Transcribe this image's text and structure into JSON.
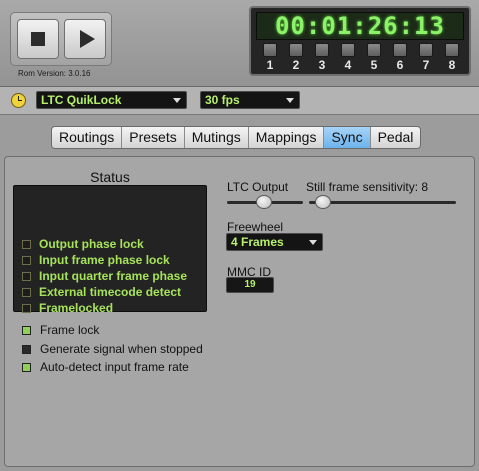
{
  "transport": {
    "stop_icon": "stop-icon",
    "play_icon": "play-icon"
  },
  "rom_version": "Rom Version: 3.0.16",
  "timecode": {
    "display": "00:01:26:13",
    "keys": [
      "1",
      "2",
      "3",
      "4",
      "5",
      "6",
      "7",
      "8"
    ]
  },
  "sync_source": {
    "icon": "clock-icon",
    "source": "LTC QuikLock",
    "frame_rate": "30 fps"
  },
  "tabs": [
    {
      "label": "Routings"
    },
    {
      "label": "Presets"
    },
    {
      "label": "Mutings"
    },
    {
      "label": "Mappings"
    },
    {
      "label": "Sync",
      "active": true
    },
    {
      "label": "Pedal"
    }
  ],
  "status": {
    "title": "Status",
    "items": [
      "Output phase lock",
      "Input frame phase lock",
      "Input quarter frame phase",
      "External timecode detect",
      "Framelocked"
    ]
  },
  "options": [
    {
      "label": "Frame lock",
      "on": true
    },
    {
      "label": "Generate signal when stopped",
      "on": false
    },
    {
      "label": "Auto-detect input frame rate",
      "on": true
    }
  ],
  "ltc_output": {
    "label": "LTC Output",
    "level": 0.5
  },
  "still_frame": {
    "label": "Still frame sensitivity: 8",
    "level": 0.05
  },
  "freewheel": {
    "label": "Freewheel",
    "value": "4 Frames"
  },
  "mmc": {
    "label": "MMC ID",
    "value": "19"
  },
  "colors": {
    "led_green": "#8fd05a",
    "tc_green": "#8cf26a",
    "tab_active": "#6db3ec"
  }
}
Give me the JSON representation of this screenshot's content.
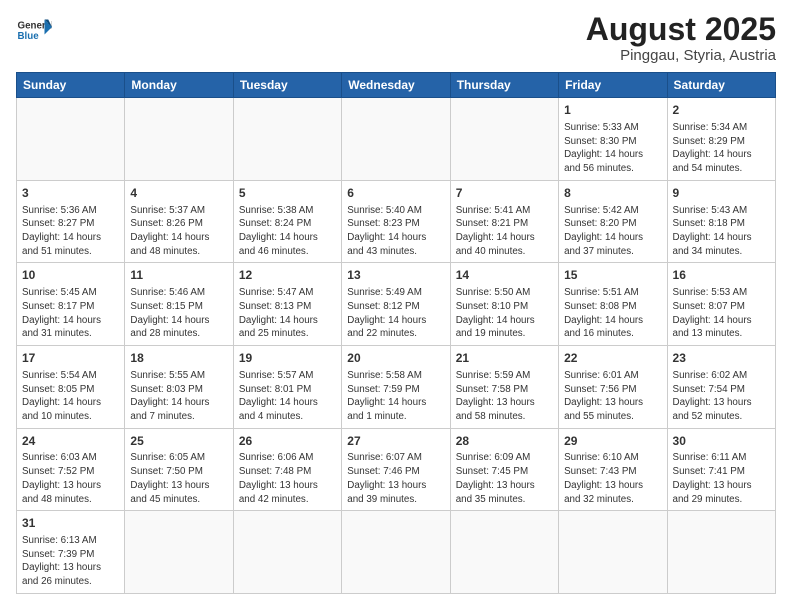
{
  "header": {
    "logo_general": "General",
    "logo_blue": "Blue",
    "title": "August 2025",
    "subtitle": "Pinggau, Styria, Austria"
  },
  "weekdays": [
    "Sunday",
    "Monday",
    "Tuesday",
    "Wednesday",
    "Thursday",
    "Friday",
    "Saturday"
  ],
  "weeks": [
    [
      {
        "day": "",
        "info": ""
      },
      {
        "day": "",
        "info": ""
      },
      {
        "day": "",
        "info": ""
      },
      {
        "day": "",
        "info": ""
      },
      {
        "day": "",
        "info": ""
      },
      {
        "day": "1",
        "info": "Sunrise: 5:33 AM\nSunset: 8:30 PM\nDaylight: 14 hours and 56 minutes."
      },
      {
        "day": "2",
        "info": "Sunrise: 5:34 AM\nSunset: 8:29 PM\nDaylight: 14 hours and 54 minutes."
      }
    ],
    [
      {
        "day": "3",
        "info": "Sunrise: 5:36 AM\nSunset: 8:27 PM\nDaylight: 14 hours and 51 minutes."
      },
      {
        "day": "4",
        "info": "Sunrise: 5:37 AM\nSunset: 8:26 PM\nDaylight: 14 hours and 48 minutes."
      },
      {
        "day": "5",
        "info": "Sunrise: 5:38 AM\nSunset: 8:24 PM\nDaylight: 14 hours and 46 minutes."
      },
      {
        "day": "6",
        "info": "Sunrise: 5:40 AM\nSunset: 8:23 PM\nDaylight: 14 hours and 43 minutes."
      },
      {
        "day": "7",
        "info": "Sunrise: 5:41 AM\nSunset: 8:21 PM\nDaylight: 14 hours and 40 minutes."
      },
      {
        "day": "8",
        "info": "Sunrise: 5:42 AM\nSunset: 8:20 PM\nDaylight: 14 hours and 37 minutes."
      },
      {
        "day": "9",
        "info": "Sunrise: 5:43 AM\nSunset: 8:18 PM\nDaylight: 14 hours and 34 minutes."
      }
    ],
    [
      {
        "day": "10",
        "info": "Sunrise: 5:45 AM\nSunset: 8:17 PM\nDaylight: 14 hours and 31 minutes."
      },
      {
        "day": "11",
        "info": "Sunrise: 5:46 AM\nSunset: 8:15 PM\nDaylight: 14 hours and 28 minutes."
      },
      {
        "day": "12",
        "info": "Sunrise: 5:47 AM\nSunset: 8:13 PM\nDaylight: 14 hours and 25 minutes."
      },
      {
        "day": "13",
        "info": "Sunrise: 5:49 AM\nSunset: 8:12 PM\nDaylight: 14 hours and 22 minutes."
      },
      {
        "day": "14",
        "info": "Sunrise: 5:50 AM\nSunset: 8:10 PM\nDaylight: 14 hours and 19 minutes."
      },
      {
        "day": "15",
        "info": "Sunrise: 5:51 AM\nSunset: 8:08 PM\nDaylight: 14 hours and 16 minutes."
      },
      {
        "day": "16",
        "info": "Sunrise: 5:53 AM\nSunset: 8:07 PM\nDaylight: 14 hours and 13 minutes."
      }
    ],
    [
      {
        "day": "17",
        "info": "Sunrise: 5:54 AM\nSunset: 8:05 PM\nDaylight: 14 hours and 10 minutes."
      },
      {
        "day": "18",
        "info": "Sunrise: 5:55 AM\nSunset: 8:03 PM\nDaylight: 14 hours and 7 minutes."
      },
      {
        "day": "19",
        "info": "Sunrise: 5:57 AM\nSunset: 8:01 PM\nDaylight: 14 hours and 4 minutes."
      },
      {
        "day": "20",
        "info": "Sunrise: 5:58 AM\nSunset: 7:59 PM\nDaylight: 14 hours and 1 minute."
      },
      {
        "day": "21",
        "info": "Sunrise: 5:59 AM\nSunset: 7:58 PM\nDaylight: 13 hours and 58 minutes."
      },
      {
        "day": "22",
        "info": "Sunrise: 6:01 AM\nSunset: 7:56 PM\nDaylight: 13 hours and 55 minutes."
      },
      {
        "day": "23",
        "info": "Sunrise: 6:02 AM\nSunset: 7:54 PM\nDaylight: 13 hours and 52 minutes."
      }
    ],
    [
      {
        "day": "24",
        "info": "Sunrise: 6:03 AM\nSunset: 7:52 PM\nDaylight: 13 hours and 48 minutes."
      },
      {
        "day": "25",
        "info": "Sunrise: 6:05 AM\nSunset: 7:50 PM\nDaylight: 13 hours and 45 minutes."
      },
      {
        "day": "26",
        "info": "Sunrise: 6:06 AM\nSunset: 7:48 PM\nDaylight: 13 hours and 42 minutes."
      },
      {
        "day": "27",
        "info": "Sunrise: 6:07 AM\nSunset: 7:46 PM\nDaylight: 13 hours and 39 minutes."
      },
      {
        "day": "28",
        "info": "Sunrise: 6:09 AM\nSunset: 7:45 PM\nDaylight: 13 hours and 35 minutes."
      },
      {
        "day": "29",
        "info": "Sunrise: 6:10 AM\nSunset: 7:43 PM\nDaylight: 13 hours and 32 minutes."
      },
      {
        "day": "30",
        "info": "Sunrise: 6:11 AM\nSunset: 7:41 PM\nDaylight: 13 hours and 29 minutes."
      }
    ],
    [
      {
        "day": "31",
        "info": "Sunrise: 6:13 AM\nSunset: 7:39 PM\nDaylight: 13 hours and 26 minutes."
      },
      {
        "day": "",
        "info": ""
      },
      {
        "day": "",
        "info": ""
      },
      {
        "day": "",
        "info": ""
      },
      {
        "day": "",
        "info": ""
      },
      {
        "day": "",
        "info": ""
      },
      {
        "day": "",
        "info": ""
      }
    ]
  ]
}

#####

WHAT YOU WILL DO — Copy out each record shown above without alteration, skipping any picture.

RESULT —
Transcribe this image's text and structure into JSON.
{
  "transport": {
    "stop_icon": "stop-icon",
    "play_icon": "play-icon"
  },
  "rom_version": "Rom Version: 3.0.16",
  "timecode": {
    "display": "00:01:26:13",
    "keys": [
      "1",
      "2",
      "3",
      "4",
      "5",
      "6",
      "7",
      "8"
    ]
  },
  "sync_source": {
    "icon": "clock-icon",
    "source": "LTC QuikLock",
    "frame_rate": "30 fps"
  },
  "tabs": [
    {
      "label": "Routings"
    },
    {
      "label": "Presets"
    },
    {
      "label": "Mutings"
    },
    {
      "label": "Mappings"
    },
    {
      "label": "Sync",
      "active": true
    },
    {
      "label": "Pedal"
    }
  ],
  "status": {
    "title": "Status",
    "items": [
      "Output phase lock",
      "Input frame phase lock",
      "Input quarter frame phase",
      "External timecode detect",
      "Framelocked"
    ]
  },
  "options": [
    {
      "label": "Frame lock",
      "on": true
    },
    {
      "label": "Generate signal when stopped",
      "on": false
    },
    {
      "label": "Auto-detect input frame rate",
      "on": true
    }
  ],
  "ltc_output": {
    "label": "LTC Output",
    "level": 0.5
  },
  "still_frame": {
    "label": "Still frame sensitivity: 8",
    "level": 0.05
  },
  "freewheel": {
    "label": "Freewheel",
    "value": "4 Frames"
  },
  "mmc": {
    "label": "MMC ID",
    "value": "19"
  },
  "colors": {
    "led_green": "#8fd05a",
    "tc_green": "#8cf26a",
    "tab_active": "#6db3ec"
  }
}
Give me the JSON representation of this screenshot's content.
{
  "header": {
    "logo_general": "General",
    "logo_blue": "Blue",
    "title": "August 2025",
    "subtitle": "Pinggau, Styria, Austria"
  },
  "weekdays": [
    "Sunday",
    "Monday",
    "Tuesday",
    "Wednesday",
    "Thursday",
    "Friday",
    "Saturday"
  ],
  "weeks": [
    [
      {
        "day": "",
        "info": ""
      },
      {
        "day": "",
        "info": ""
      },
      {
        "day": "",
        "info": ""
      },
      {
        "day": "",
        "info": ""
      },
      {
        "day": "",
        "info": ""
      },
      {
        "day": "1",
        "info": "Sunrise: 5:33 AM\nSunset: 8:30 PM\nDaylight: 14 hours and 56 minutes."
      },
      {
        "day": "2",
        "info": "Sunrise: 5:34 AM\nSunset: 8:29 PM\nDaylight: 14 hours and 54 minutes."
      }
    ],
    [
      {
        "day": "3",
        "info": "Sunrise: 5:36 AM\nSunset: 8:27 PM\nDaylight: 14 hours and 51 minutes."
      },
      {
        "day": "4",
        "info": "Sunrise: 5:37 AM\nSunset: 8:26 PM\nDaylight: 14 hours and 48 minutes."
      },
      {
        "day": "5",
        "info": "Sunrise: 5:38 AM\nSunset: 8:24 PM\nDaylight: 14 hours and 46 minutes."
      },
      {
        "day": "6",
        "info": "Sunrise: 5:40 AM\nSunset: 8:23 PM\nDaylight: 14 hours and 43 minutes."
      },
      {
        "day": "7",
        "info": "Sunrise: 5:41 AM\nSunset: 8:21 PM\nDaylight: 14 hours and 40 minutes."
      },
      {
        "day": "8",
        "info": "Sunrise: 5:42 AM\nSunset: 8:20 PM\nDaylight: 14 hours and 37 minutes."
      },
      {
        "day": "9",
        "info": "Sunrise: 5:43 AM\nSunset: 8:18 PM\nDaylight: 14 hours and 34 minutes."
      }
    ],
    [
      {
        "day": "10",
        "info": "Sunrise: 5:45 AM\nSunset: 8:17 PM\nDaylight: 14 hours and 31 minutes."
      },
      {
        "day": "11",
        "info": "Sunrise: 5:46 AM\nSunset: 8:15 PM\nDaylight: 14 hours and 28 minutes."
      },
      {
        "day": "12",
        "info": "Sunrise: 5:47 AM\nSunset: 8:13 PM\nDaylight: 14 hours and 25 minutes."
      },
      {
        "day": "13",
        "info": "Sunrise: 5:49 AM\nSunset: 8:12 PM\nDaylight: 14 hours and 22 minutes."
      },
      {
        "day": "14",
        "info": "Sunrise: 5:50 AM\nSunset: 8:10 PM\nDaylight: 14 hours and 19 minutes."
      },
      {
        "day": "15",
        "info": "Sunrise: 5:51 AM\nSunset: 8:08 PM\nDaylight: 14 hours and 16 minutes."
      },
      {
        "day": "16",
        "info": "Sunrise: 5:53 AM\nSunset: 8:07 PM\nDaylight: 14 hours and 13 minutes."
      }
    ],
    [
      {
        "day": "17",
        "info": "Sunrise: 5:54 AM\nSunset: 8:05 PM\nDaylight: 14 hours and 10 minutes."
      },
      {
        "day": "18",
        "info": "Sunrise: 5:55 AM\nSunset: 8:03 PM\nDaylight: 14 hours and 7 minutes."
      },
      {
        "day": "19",
        "info": "Sunrise: 5:57 AM\nSunset: 8:01 PM\nDaylight: 14 hours and 4 minutes."
      },
      {
        "day": "20",
        "info": "Sunrise: 5:58 AM\nSunset: 7:59 PM\nDaylight: 14 hours and 1 minute."
      },
      {
        "day": "21",
        "info": "Sunrise: 5:59 AM\nSunset: 7:58 PM\nDaylight: 13 hours and 58 minutes."
      },
      {
        "day": "22",
        "info": "Sunrise: 6:01 AM\nSunset: 7:56 PM\nDaylight: 13 hours and 55 minutes."
      },
      {
        "day": "23",
        "info": "Sunrise: 6:02 AM\nSunset: 7:54 PM\nDaylight: 13 hours and 52 minutes."
      }
    ],
    [
      {
        "day": "24",
        "info": "Sunrise: 6:03 AM\nSunset: 7:52 PM\nDaylight: 13 hours and 48 minutes."
      },
      {
        "day": "25",
        "info": "Sunrise: 6:05 AM\nSunset: 7:50 PM\nDaylight: 13 hours and 45 minutes."
      },
      {
        "day": "26",
        "info": "Sunrise: 6:06 AM\nSunset: 7:48 PM\nDaylight: 13 hours and 42 minutes."
      },
      {
        "day": "27",
        "info": "Sunrise: 6:07 AM\nSunset: 7:46 PM\nDaylight: 13 hours and 39 minutes."
      },
      {
        "day": "28",
        "info": "Sunrise: 6:09 AM\nSunset: 7:45 PM\nDaylight: 13 hours and 35 minutes."
      },
      {
        "day": "29",
        "info": "Sunrise: 6:10 AM\nSunset: 7:43 PM\nDaylight: 13 hours and 32 minutes."
      },
      {
        "day": "30",
        "info": "Sunrise: 6:11 AM\nSunset: 7:41 PM\nDaylight: 13 hours and 29 minutes."
      }
    ],
    [
      {
        "day": "31",
        "info": "Sunrise: 6:13 AM\nSunset: 7:39 PM\nDaylight: 13 hours and 26 minutes."
      },
      {
        "day": "",
        "info": ""
      },
      {
        "day": "",
        "info": ""
      },
      {
        "day": "",
        "info": ""
      },
      {
        "day": "",
        "info": ""
      },
      {
        "day": "",
        "info": ""
      },
      {
        "day": "",
        "info": ""
      }
    ]
  ]
}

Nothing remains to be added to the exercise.